*** Records shown

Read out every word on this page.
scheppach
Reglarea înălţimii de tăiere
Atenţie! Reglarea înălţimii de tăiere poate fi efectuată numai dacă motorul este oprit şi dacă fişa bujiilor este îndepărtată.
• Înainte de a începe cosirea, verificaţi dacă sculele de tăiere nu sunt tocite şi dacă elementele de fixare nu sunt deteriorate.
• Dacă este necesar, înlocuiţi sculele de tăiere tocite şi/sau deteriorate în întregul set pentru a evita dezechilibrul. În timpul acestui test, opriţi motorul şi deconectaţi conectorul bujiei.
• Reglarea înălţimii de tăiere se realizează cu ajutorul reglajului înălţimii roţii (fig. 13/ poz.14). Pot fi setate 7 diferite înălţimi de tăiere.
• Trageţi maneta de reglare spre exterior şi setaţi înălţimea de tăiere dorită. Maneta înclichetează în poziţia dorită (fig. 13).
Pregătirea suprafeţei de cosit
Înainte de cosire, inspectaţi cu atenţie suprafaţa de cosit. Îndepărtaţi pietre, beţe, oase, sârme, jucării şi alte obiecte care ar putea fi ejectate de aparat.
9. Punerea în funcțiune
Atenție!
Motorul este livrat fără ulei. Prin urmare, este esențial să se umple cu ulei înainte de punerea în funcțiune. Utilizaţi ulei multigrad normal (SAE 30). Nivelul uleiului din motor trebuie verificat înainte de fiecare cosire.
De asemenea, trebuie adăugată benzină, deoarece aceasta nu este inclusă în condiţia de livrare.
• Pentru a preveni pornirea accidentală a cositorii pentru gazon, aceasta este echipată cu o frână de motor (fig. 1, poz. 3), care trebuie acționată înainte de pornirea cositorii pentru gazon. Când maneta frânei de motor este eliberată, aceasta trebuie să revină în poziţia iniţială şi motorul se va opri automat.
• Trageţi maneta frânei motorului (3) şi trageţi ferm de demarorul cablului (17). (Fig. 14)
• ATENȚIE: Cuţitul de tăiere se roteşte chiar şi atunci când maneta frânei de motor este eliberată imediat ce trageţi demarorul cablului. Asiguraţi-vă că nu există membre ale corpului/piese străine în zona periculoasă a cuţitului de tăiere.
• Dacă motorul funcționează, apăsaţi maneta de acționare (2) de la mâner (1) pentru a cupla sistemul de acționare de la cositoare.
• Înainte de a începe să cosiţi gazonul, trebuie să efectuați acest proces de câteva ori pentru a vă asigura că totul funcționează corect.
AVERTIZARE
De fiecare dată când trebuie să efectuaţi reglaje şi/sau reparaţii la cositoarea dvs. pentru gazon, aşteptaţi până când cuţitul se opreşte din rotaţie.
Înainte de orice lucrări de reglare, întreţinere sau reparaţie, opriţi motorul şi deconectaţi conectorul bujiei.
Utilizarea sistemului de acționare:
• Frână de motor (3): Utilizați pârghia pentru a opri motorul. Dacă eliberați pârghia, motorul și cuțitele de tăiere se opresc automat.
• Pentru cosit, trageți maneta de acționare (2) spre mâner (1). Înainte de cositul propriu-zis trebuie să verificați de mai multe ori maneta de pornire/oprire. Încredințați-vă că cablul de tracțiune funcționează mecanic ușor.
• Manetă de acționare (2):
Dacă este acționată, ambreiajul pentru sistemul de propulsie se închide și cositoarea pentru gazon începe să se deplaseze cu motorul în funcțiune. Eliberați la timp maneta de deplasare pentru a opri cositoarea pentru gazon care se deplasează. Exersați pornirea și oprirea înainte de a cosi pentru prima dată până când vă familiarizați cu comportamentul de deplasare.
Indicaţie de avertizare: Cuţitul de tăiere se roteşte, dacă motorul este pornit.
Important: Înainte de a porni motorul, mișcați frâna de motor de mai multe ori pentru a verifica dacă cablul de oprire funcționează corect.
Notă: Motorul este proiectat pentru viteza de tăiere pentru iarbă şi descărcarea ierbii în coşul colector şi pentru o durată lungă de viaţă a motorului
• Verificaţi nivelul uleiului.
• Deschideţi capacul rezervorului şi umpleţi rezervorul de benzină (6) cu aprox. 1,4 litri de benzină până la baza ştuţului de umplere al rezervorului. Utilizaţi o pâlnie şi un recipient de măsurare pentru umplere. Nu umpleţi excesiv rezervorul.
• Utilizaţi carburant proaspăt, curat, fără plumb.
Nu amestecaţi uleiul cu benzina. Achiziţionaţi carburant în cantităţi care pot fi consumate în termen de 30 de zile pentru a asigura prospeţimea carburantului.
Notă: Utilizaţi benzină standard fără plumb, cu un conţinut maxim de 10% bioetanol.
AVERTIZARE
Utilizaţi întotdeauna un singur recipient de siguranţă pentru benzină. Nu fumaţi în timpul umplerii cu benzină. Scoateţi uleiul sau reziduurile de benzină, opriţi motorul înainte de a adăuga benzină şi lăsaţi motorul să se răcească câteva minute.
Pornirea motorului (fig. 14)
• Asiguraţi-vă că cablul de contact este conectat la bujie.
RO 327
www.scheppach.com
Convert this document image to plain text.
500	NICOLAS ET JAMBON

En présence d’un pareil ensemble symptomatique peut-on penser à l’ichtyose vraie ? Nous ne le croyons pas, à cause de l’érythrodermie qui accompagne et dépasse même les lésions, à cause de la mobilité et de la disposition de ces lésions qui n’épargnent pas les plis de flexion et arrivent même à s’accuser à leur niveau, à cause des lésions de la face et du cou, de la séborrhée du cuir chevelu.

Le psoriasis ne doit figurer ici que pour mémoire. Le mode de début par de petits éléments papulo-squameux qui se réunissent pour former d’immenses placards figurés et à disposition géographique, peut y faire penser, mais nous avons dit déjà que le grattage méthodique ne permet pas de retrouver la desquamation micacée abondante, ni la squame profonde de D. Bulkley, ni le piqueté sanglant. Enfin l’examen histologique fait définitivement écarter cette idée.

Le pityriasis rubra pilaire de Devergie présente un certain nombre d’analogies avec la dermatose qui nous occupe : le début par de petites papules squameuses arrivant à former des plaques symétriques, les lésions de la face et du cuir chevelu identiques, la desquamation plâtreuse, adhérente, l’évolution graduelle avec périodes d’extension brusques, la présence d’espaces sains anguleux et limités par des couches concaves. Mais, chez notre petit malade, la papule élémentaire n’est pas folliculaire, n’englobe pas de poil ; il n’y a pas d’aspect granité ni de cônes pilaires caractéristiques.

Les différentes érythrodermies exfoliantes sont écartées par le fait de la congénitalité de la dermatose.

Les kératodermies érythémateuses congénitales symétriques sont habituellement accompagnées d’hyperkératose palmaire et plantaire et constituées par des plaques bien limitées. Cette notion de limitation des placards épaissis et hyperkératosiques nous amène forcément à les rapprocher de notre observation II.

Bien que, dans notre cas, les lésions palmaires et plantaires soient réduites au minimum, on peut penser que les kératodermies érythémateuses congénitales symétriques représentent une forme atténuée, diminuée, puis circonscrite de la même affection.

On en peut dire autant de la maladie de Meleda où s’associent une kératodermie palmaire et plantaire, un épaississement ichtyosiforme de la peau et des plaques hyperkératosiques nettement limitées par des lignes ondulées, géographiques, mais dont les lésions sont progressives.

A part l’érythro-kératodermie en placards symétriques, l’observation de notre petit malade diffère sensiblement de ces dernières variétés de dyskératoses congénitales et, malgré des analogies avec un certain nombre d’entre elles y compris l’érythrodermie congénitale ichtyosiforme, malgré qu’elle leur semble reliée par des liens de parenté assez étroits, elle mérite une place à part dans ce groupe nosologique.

******

Problem details
Read through the entries and copy each line in which "fiecare" appears.

Solved exercise
Motorul este livrat fără ulei. Prin urmare, este esențial să se umple cu ulei înainte de punerea în funcțiune. Utilizaţi ulei multigrad normal (SAE 30). Nivelul uleiului din motor trebuie verificat înainte de fiecare cosire.
De fiecare dată când trebuie să efectuaţi reglaje şi/sau reparaţii la cositoarea dvs. pentru gazon, aşteptaţi până când cuţitul se opreşte din rotaţie.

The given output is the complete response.